━━ Rows
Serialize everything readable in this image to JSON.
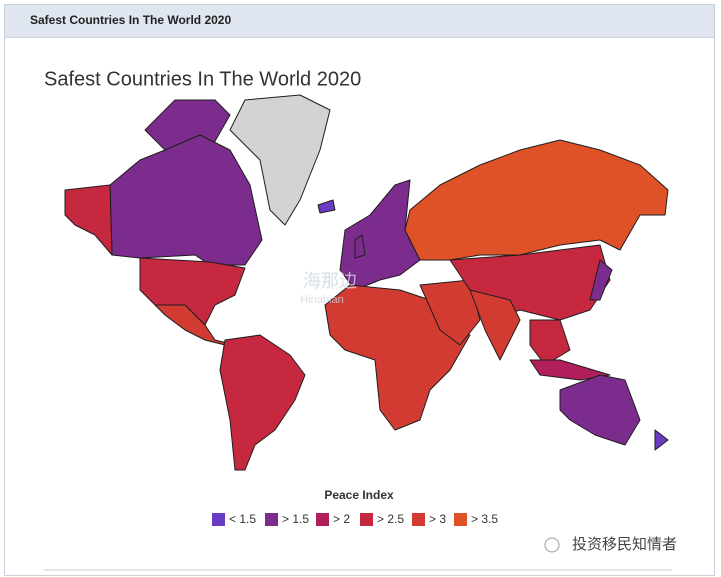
{
  "header": {
    "title": "Safest Countries In The World 2020"
  },
  "chart": {
    "title": "Safest Countries In The World 2020",
    "legend": {
      "title": "Peace Index",
      "items": [
        {
          "label": "< 1.5",
          "color": "#6a3cc4"
        },
        {
          "label": "> 1.5",
          "color": "#7c2c8c"
        },
        {
          "label": "> 2",
          "color": "#b01f5c"
        },
        {
          "label": "> 2.5",
          "color": "#c62840"
        },
        {
          "label": "> 3",
          "color": "#d13b32"
        },
        {
          "label": "> 3.5",
          "color": "#df5228"
        }
      ]
    }
  },
  "watermark": {
    "logo": "海那边",
    "logo_latin": "Hinabian",
    "account": "投资移民知情者"
  }
}
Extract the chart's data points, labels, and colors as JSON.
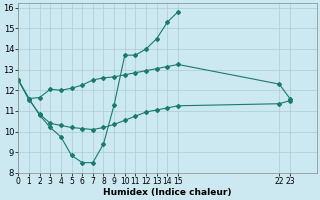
{
  "xlabel": "Humidex (Indice chaleur)",
  "background_color": "#cce8f0",
  "grid_color": "#aacdd8",
  "line_color": "#1a7a6e",
  "ylim": [
    8,
    16.2
  ],
  "yticks": [
    8,
    9,
    10,
    11,
    12,
    13,
    14,
    15,
    16
  ],
  "xlim": [
    0,
    28
  ],
  "xtick_positions": [
    0,
    1,
    2,
    3,
    4,
    5,
    6,
    7,
    8,
    9,
    10,
    11,
    12,
    13,
    14,
    15,
    24.5,
    25.5
  ],
  "xtick_labels": [
    "0",
    "1",
    "2",
    "3",
    "4",
    "5",
    "6",
    "7",
    "8",
    "9",
    "10",
    "11",
    "12",
    "13",
    "14",
    "15",
    "22",
    "23"
  ],
  "line1_x": [
    0,
    1,
    2,
    3,
    4,
    5,
    6,
    7,
    8,
    9,
    10,
    11,
    12,
    13,
    14,
    15
  ],
  "line1_y": [
    12.5,
    11.6,
    10.8,
    10.2,
    9.75,
    8.85,
    8.5,
    8.5,
    9.4,
    11.3,
    13.7,
    13.7,
    14.0,
    14.5,
    15.3,
    15.8
  ],
  "line2_x": [
    0,
    1,
    2,
    3,
    4,
    5,
    6,
    7,
    8,
    9,
    10,
    11,
    12,
    13,
    14,
    15,
    24.5,
    25.5
  ],
  "line2_y": [
    12.5,
    11.6,
    11.65,
    12.05,
    12.0,
    12.1,
    12.25,
    12.5,
    12.6,
    12.65,
    12.75,
    12.85,
    12.95,
    13.05,
    13.15,
    13.25,
    12.3,
    11.6
  ],
  "line3_x": [
    0,
    1,
    2,
    3,
    4,
    5,
    6,
    7,
    8,
    9,
    10,
    11,
    12,
    13,
    14,
    15,
    24.5,
    25.5
  ],
  "line3_y": [
    12.5,
    11.55,
    10.85,
    10.4,
    10.3,
    10.2,
    10.15,
    10.1,
    10.2,
    10.35,
    10.55,
    10.75,
    10.95,
    11.05,
    11.15,
    11.25,
    11.35,
    11.5
  ],
  "marker_size": 2.0,
  "line_width": 0.8
}
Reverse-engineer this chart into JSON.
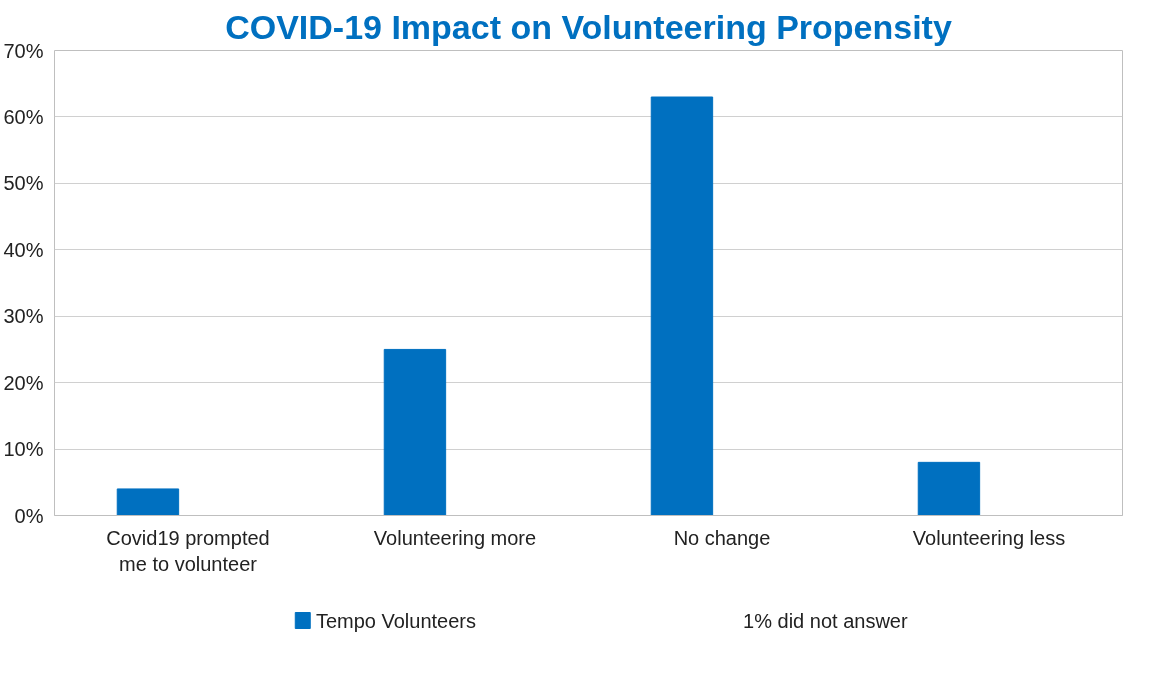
{
  "chart_data": {
    "type": "bar",
    "title": "COVID-19 Impact on Volunteering Propensity",
    "categories": [
      "Covid19 prompted me to volunteer",
      "Volunteering more",
      "No change",
      "Volunteering less"
    ],
    "series": [
      {
        "name": "Tempo Volunteers",
        "color": "#0070c0",
        "values": [
          4,
          25,
          63,
          8
        ]
      }
    ],
    "ylim": [
      0,
      70
    ],
    "yticks": [
      {
        "value": 0,
        "label": "0%"
      },
      {
        "value": 10,
        "label": "10%"
      },
      {
        "value": 20,
        "label": "20%"
      },
      {
        "value": 30,
        "label": "30%"
      },
      {
        "value": 40,
        "label": "40%"
      },
      {
        "value": 50,
        "label": "50%"
      },
      {
        "value": 60,
        "label": "60%"
      },
      {
        "value": 70,
        "label": "70%"
      }
    ],
    "grid": "y",
    "legend": "bottom",
    "annotations": [
      "1% did not answer"
    ]
  }
}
━━━━
_Objective_
Select every line of the material above holding the word "JSON" and copy it.

_Worked solution_
Serialize everything readable in this image to JSON.
Extract the chart's data points, labels, and colors as JSON.
Reverse-engineer this chart into JSON.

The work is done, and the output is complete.